__Supplied records__.
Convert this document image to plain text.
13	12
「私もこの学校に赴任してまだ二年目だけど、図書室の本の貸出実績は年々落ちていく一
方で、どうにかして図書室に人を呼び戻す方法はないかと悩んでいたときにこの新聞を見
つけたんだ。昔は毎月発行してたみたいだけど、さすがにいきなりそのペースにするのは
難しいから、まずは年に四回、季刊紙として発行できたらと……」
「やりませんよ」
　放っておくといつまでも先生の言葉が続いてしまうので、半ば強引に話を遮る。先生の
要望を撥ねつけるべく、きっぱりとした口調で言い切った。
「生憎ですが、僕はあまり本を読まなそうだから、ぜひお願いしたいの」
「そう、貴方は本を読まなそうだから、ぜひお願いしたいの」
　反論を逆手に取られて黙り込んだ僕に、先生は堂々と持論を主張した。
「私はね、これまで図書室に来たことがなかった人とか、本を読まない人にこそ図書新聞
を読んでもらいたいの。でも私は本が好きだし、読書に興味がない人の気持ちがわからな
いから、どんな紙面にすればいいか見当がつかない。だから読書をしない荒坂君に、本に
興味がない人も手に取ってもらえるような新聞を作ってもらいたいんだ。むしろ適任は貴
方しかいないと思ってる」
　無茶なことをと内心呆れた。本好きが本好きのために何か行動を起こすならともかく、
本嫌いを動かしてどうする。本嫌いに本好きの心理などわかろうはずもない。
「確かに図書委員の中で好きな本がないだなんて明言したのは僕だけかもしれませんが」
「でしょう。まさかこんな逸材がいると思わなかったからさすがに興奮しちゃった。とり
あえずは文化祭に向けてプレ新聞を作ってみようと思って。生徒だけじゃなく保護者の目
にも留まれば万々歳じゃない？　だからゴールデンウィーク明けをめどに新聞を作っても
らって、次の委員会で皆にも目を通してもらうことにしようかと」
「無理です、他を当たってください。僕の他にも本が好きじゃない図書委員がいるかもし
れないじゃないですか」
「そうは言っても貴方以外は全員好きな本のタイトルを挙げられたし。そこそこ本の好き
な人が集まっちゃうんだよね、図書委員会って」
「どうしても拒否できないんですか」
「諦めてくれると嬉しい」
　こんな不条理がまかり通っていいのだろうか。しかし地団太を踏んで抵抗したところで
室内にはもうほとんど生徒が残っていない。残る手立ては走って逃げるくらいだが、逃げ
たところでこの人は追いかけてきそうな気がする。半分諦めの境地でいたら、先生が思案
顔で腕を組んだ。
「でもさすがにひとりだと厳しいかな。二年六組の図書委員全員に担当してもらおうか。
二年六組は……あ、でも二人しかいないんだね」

__Requirement__. Each record above should be repeated exactly as it appears.

__Result__.
Convert this document image to plain text.
13	12
「私もこの学校に赴任してまだ二年目だけど、図書室の本の貸出実績は年々落ちていく一
方で、どうにかして図書室に人を呼び戻す方法はないかと悩んでいたときにこの新聞を見
つけたんだ。昔は毎月発行してたみたいだけど、さすがにいきなりそのペースにするのは
難しいから、まずは年に四回、季刊紙として発行できたらと……」
「やりませんよ」
　放っておくといつまでも先生の言葉が続いてしまうので、半ば強引に話を遮る。先生の
要望を撥ねつけるべく、きっぱりとした口調で言い切った。
「生憎ですが、僕はあまり本を読まなそうだから、ぜひお願いしたいの」
「そう、貴方は本を読まなそうだから、ぜひお願いしたいの」
　反論を逆手に取られて黙り込んだ僕に、先生は堂々と持論を主張した。
「私はね、これまで図書室に来たことがなかった人とか、本を読まない人にこそ図書新聞
を読んでもらいたいの。でも私は本が好きだし、読書に興味がない人の気持ちがわからな
いから、どんな紙面にすればいいか見当がつかない。だから読書をしない荒坂君に、本に
興味がない人も手に取ってもらえるような新聞を作ってもらいたいんだ。むしろ適任は貴
方しかいないと思ってる」
　無茶なことをと内心呆れた。本好きが本好きのために何か行動を起こすならともかく、
本嫌いを動かしてどうする。本嫌いに本好きの心理などわかろうはずもない。
「確かに図書委員の中で好きな本がないだなんて明言したのは僕だけかもしれませんが」
「でしょう。まさかこんな逸材がいると思わなかったからさすがに興奮しちゃった。とり
あえずは文化祭に向けてプレ新聞を作ってみようと思って。生徒だけじゃなく保護者の目
にも留まれば万々歳じゃない？　だからゴールデンウィーク明けをめどに新聞を作っても
らって、次の委員会で皆にも目を通してもらうことにしようかと」
「無理です、他を当たってください。僕の他にも本が好きじゃない図書委員がいるかもし
れないじゃないですか」
「そうは言っても貴方以外は全員好きな本のタイトルを挙げられたし。そこそこ本の好き
な人が集まっちゃうんだよね、図書委員会って」
「どうしても拒否できないんですか」
「諦めてくれると嬉しい」
　こんな不条理がまかり通っていいのだろうか。しかし地団太を踏んで抵抗したところで
室内にはもうほとんど生徒が残っていない。残る手立ては走って逃げるくらいだが、逃げ
たところでこの人は追いかけてきそうな気がする。半分諦めの境地でいたら、先生が思案
顔で腕を組んだ。
「でもさすがにひとりだと厳しいかな。二年六組の図書委員全員に担当してもらおうか。
二年六組は……あ、でも二人しかいないんだね」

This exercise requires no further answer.